begin ENTRIES SHOWN
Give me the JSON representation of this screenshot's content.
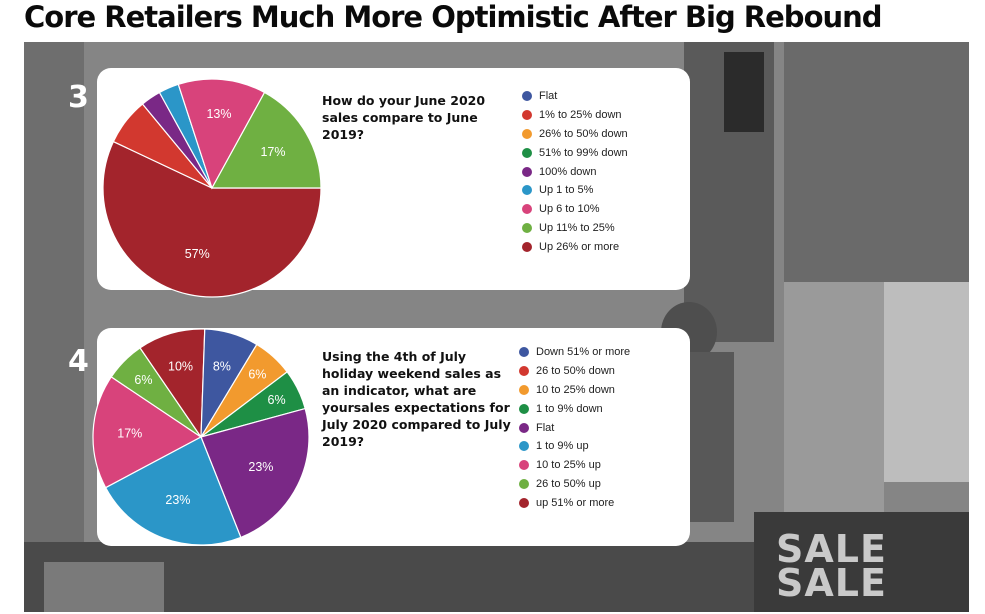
{
  "headline": "Core Retailers Much More Optimistic After Big Rebound",
  "background": {
    "sale_sign": [
      "SALE",
      "SALE"
    ]
  },
  "colors": {
    "flat_blue": "#3e57a0",
    "red_down": "#d2382f",
    "orange": "#f29a2e",
    "green_dark": "#1e8f45",
    "purple": "#7a2886",
    "teal": "#2b96c8",
    "pink": "#d8437b",
    "green_light": "#6fb042",
    "dark_red": "#a3242c"
  },
  "chart_data": [
    {
      "type": "pie",
      "number": "3",
      "title": "How do your June 2020 sales compare to June 2019?",
      "legend": [
        {
          "label": "Flat",
          "color": "#3e57a0"
        },
        {
          "label": "1% to 25% down",
          "color": "#d2382f"
        },
        {
          "label": "26% to 50% down",
          "color": "#f29a2e"
        },
        {
          "label": "51% to 99% down",
          "color": "#1e8f45"
        },
        {
          "label": "100% down",
          "color": "#7a2886"
        },
        {
          "label": "Up 1 to 5%",
          "color": "#2b96c8"
        },
        {
          "label": "Up 6 to 10%",
          "color": "#d8437b"
        },
        {
          "label": "Up 11% to 25%",
          "color": "#6fb042"
        },
        {
          "label": "Up 26% or more",
          "color": "#a3242c"
        }
      ],
      "slices": [
        {
          "label": "Up 26% or more",
          "value": 57,
          "color": "#a3242c",
          "display": "57%"
        },
        {
          "label": "1% to 25% down",
          "value": 7,
          "color": "#d2382f",
          "display": ""
        },
        {
          "label": "100% down",
          "value": 3,
          "color": "#7a2886",
          "display": ""
        },
        {
          "label": "Up 1 to 5%",
          "value": 3,
          "color": "#2b96c8",
          "display": ""
        },
        {
          "label": "Up 6 to 10%",
          "value": 13,
          "color": "#d8437b",
          "display": "13%"
        },
        {
          "label": "Up 11% to 25%",
          "value": 17,
          "color": "#6fb042",
          "display": "17%"
        }
      ]
    },
    {
      "type": "pie",
      "number": "4",
      "title": "Using the 4th of July holiday weekend sales as an indicator, what are yoursales expectations for July 2020 compared to July 2019?",
      "legend": [
        {
          "label": "Down 51% or more",
          "color": "#3e57a0"
        },
        {
          "label": "26 to 50% down",
          "color": "#d2382f"
        },
        {
          "label": "10 to 25% down",
          "color": "#f29a2e"
        },
        {
          "label": "1 to 9% down",
          "color": "#1e8f45"
        },
        {
          "label": "Flat",
          "color": "#7a2886"
        },
        {
          "label": "1 to 9% up",
          "color": "#2b96c8"
        },
        {
          "label": "10 to 25% up",
          "color": "#d8437b"
        },
        {
          "label": "26 to 50% up",
          "color": "#6fb042"
        },
        {
          "label": "up 51% or more",
          "color": "#a3242c"
        }
      ],
      "slices": [
        {
          "label": "10 to 25% up",
          "value": 17,
          "color": "#d8437b",
          "display": "17%"
        },
        {
          "label": "26 to 50% up",
          "value": 6,
          "color": "#6fb042",
          "display": "6%"
        },
        {
          "label": "up 51% or more",
          "value": 10,
          "color": "#a3242c",
          "display": "10%"
        },
        {
          "label": "Down 51% or more",
          "value": 8,
          "color": "#3e57a0",
          "display": "8%"
        },
        {
          "label": "10 to 25% down",
          "value": 6,
          "color": "#f29a2e",
          "display": "6%"
        },
        {
          "label": "1 to 9% down",
          "value": 6,
          "color": "#1e8f45",
          "display": "6%"
        },
        {
          "label": "Flat",
          "value": 23,
          "color": "#7a2886",
          "display": "23%"
        },
        {
          "label": "1 to 9% up",
          "value": 23,
          "color": "#2b96c8",
          "display": "23%"
        }
      ]
    }
  ]
}
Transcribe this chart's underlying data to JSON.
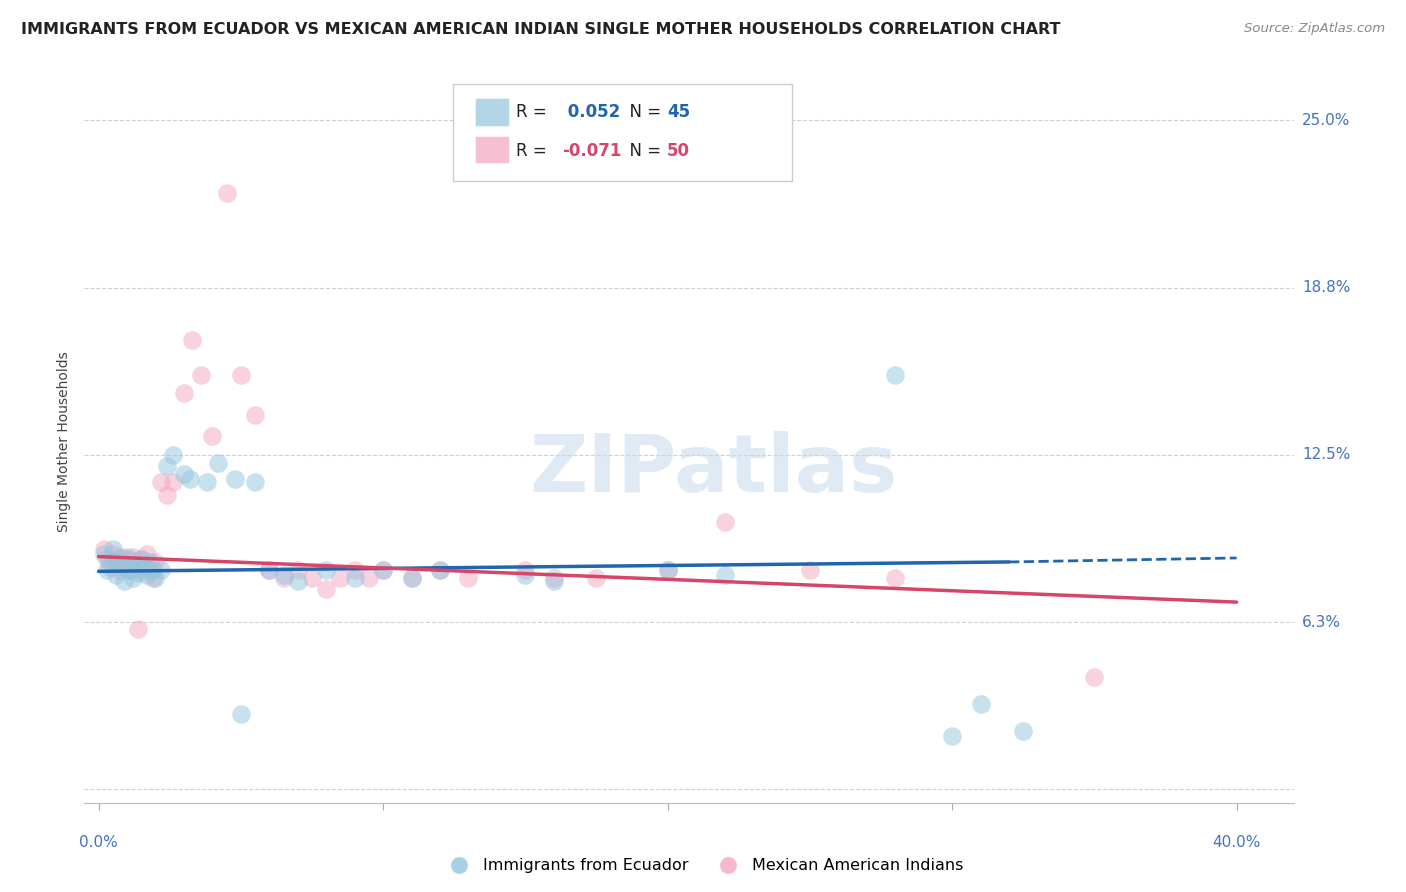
{
  "title": "IMMIGRANTS FROM ECUADOR VS MEXICAN AMERICAN INDIAN SINGLE MOTHER HOUSEHOLDS CORRELATION CHART",
  "source": "Source: ZipAtlas.com",
  "ylabel": "Single Mother Households",
  "ytick_vals": [
    0.0,
    0.0625,
    0.125,
    0.1875,
    0.25
  ],
  "ytick_labels": [
    "",
    "6.3%",
    "12.5%",
    "18.8%",
    "25.0%"
  ],
  "xtick_vals": [
    0.0,
    0.1,
    0.2,
    0.3,
    0.4
  ],
  "xtick_labels": [
    "0.0%",
    "",
    "",
    "",
    "40.0%"
  ],
  "xlim": [
    -0.005,
    0.42
  ],
  "ylim": [
    -0.005,
    0.265
  ],
  "R_blue": 0.052,
  "N_blue": 45,
  "R_pink": -0.071,
  "N_pink": 50,
  "legend_label_blue": "Immigrants from Ecuador",
  "legend_label_pink": "Mexican American Indians",
  "watermark": "ZIPatlas",
  "blue_color": "#92c5de",
  "pink_color": "#f4a6c0",
  "blue_line_color": "#2166ac",
  "pink_line_color": "#d6456a",
  "blue_scatter": [
    [
      0.002,
      0.088
    ],
    [
      0.003,
      0.082
    ],
    [
      0.004,
      0.085
    ],
    [
      0.005,
      0.09
    ],
    [
      0.006,
      0.08
    ],
    [
      0.007,
      0.086
    ],
    [
      0.008,
      0.083
    ],
    [
      0.009,
      0.078
    ],
    [
      0.01,
      0.087
    ],
    [
      0.011,
      0.082
    ],
    [
      0.012,
      0.079
    ],
    [
      0.013,
      0.084
    ],
    [
      0.014,
      0.081
    ],
    [
      0.015,
      0.086
    ],
    [
      0.016,
      0.083
    ],
    [
      0.017,
      0.08
    ],
    [
      0.018,
      0.085
    ],
    [
      0.019,
      0.082
    ],
    [
      0.02,
      0.079
    ],
    [
      0.022,
      0.082
    ],
    [
      0.024,
      0.121
    ],
    [
      0.026,
      0.125
    ],
    [
      0.03,
      0.118
    ],
    [
      0.032,
      0.116
    ],
    [
      0.038,
      0.115
    ],
    [
      0.042,
      0.122
    ],
    [
      0.048,
      0.116
    ],
    [
      0.055,
      0.115
    ],
    [
      0.06,
      0.082
    ],
    [
      0.065,
      0.08
    ],
    [
      0.07,
      0.078
    ],
    [
      0.08,
      0.082
    ],
    [
      0.09,
      0.079
    ],
    [
      0.1,
      0.082
    ],
    [
      0.11,
      0.079
    ],
    [
      0.12,
      0.082
    ],
    [
      0.15,
      0.08
    ],
    [
      0.16,
      0.078
    ],
    [
      0.2,
      0.082
    ],
    [
      0.22,
      0.08
    ],
    [
      0.28,
      0.155
    ],
    [
      0.31,
      0.032
    ],
    [
      0.325,
      0.022
    ],
    [
      0.3,
      0.02
    ],
    [
      0.05,
      0.028
    ]
  ],
  "pink_scatter": [
    [
      0.002,
      0.09
    ],
    [
      0.003,
      0.086
    ],
    [
      0.004,
      0.083
    ],
    [
      0.005,
      0.088
    ],
    [
      0.006,
      0.085
    ],
    [
      0.007,
      0.082
    ],
    [
      0.008,
      0.087
    ],
    [
      0.009,
      0.084
    ],
    [
      0.01,
      0.086
    ],
    [
      0.011,
      0.082
    ],
    [
      0.012,
      0.087
    ],
    [
      0.013,
      0.084
    ],
    [
      0.014,
      0.082
    ],
    [
      0.015,
      0.086
    ],
    [
      0.016,
      0.083
    ],
    [
      0.017,
      0.088
    ],
    [
      0.018,
      0.082
    ],
    [
      0.019,
      0.079
    ],
    [
      0.02,
      0.085
    ],
    [
      0.022,
      0.115
    ],
    [
      0.024,
      0.11
    ],
    [
      0.026,
      0.115
    ],
    [
      0.03,
      0.148
    ],
    [
      0.033,
      0.168
    ],
    [
      0.036,
      0.155
    ],
    [
      0.04,
      0.132
    ],
    [
      0.045,
      0.223
    ],
    [
      0.05,
      0.155
    ],
    [
      0.055,
      0.14
    ],
    [
      0.06,
      0.082
    ],
    [
      0.065,
      0.079
    ],
    [
      0.07,
      0.082
    ],
    [
      0.075,
      0.079
    ],
    [
      0.08,
      0.075
    ],
    [
      0.085,
      0.079
    ],
    [
      0.09,
      0.082
    ],
    [
      0.095,
      0.079
    ],
    [
      0.1,
      0.082
    ],
    [
      0.11,
      0.079
    ],
    [
      0.12,
      0.082
    ],
    [
      0.13,
      0.079
    ],
    [
      0.15,
      0.082
    ],
    [
      0.16,
      0.079
    ],
    [
      0.175,
      0.079
    ],
    [
      0.2,
      0.082
    ],
    [
      0.22,
      0.1
    ],
    [
      0.25,
      0.082
    ],
    [
      0.28,
      0.079
    ],
    [
      0.35,
      0.042
    ],
    [
      0.014,
      0.06
    ]
  ],
  "blue_line": {
    "x0": 0.0,
    "y0": 0.0815,
    "x1": 0.32,
    "y1": 0.085,
    "x1_dash": 0.4,
    "y1_dash": 0.0865
  },
  "pink_line": {
    "x0": 0.0,
    "y0": 0.087,
    "x1": 0.4,
    "y1": 0.07
  },
  "background_color": "#ffffff",
  "grid_color": "#d0d0d0",
  "title_fontsize": 11.5,
  "source_fontsize": 9.5,
  "axis_label_color": "#4472c4",
  "scatter_size": 180,
  "scatter_alpha": 0.5
}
end ENTRIES SHOWN
**EXERCISE OBJECTIVE**
Report every line in the data above in which the word "JSON" appears.

**FINISHED EXERCISE**
Give me the JSON representation of this screenshot's content.
Transcribe this chart's underlying data to JSON.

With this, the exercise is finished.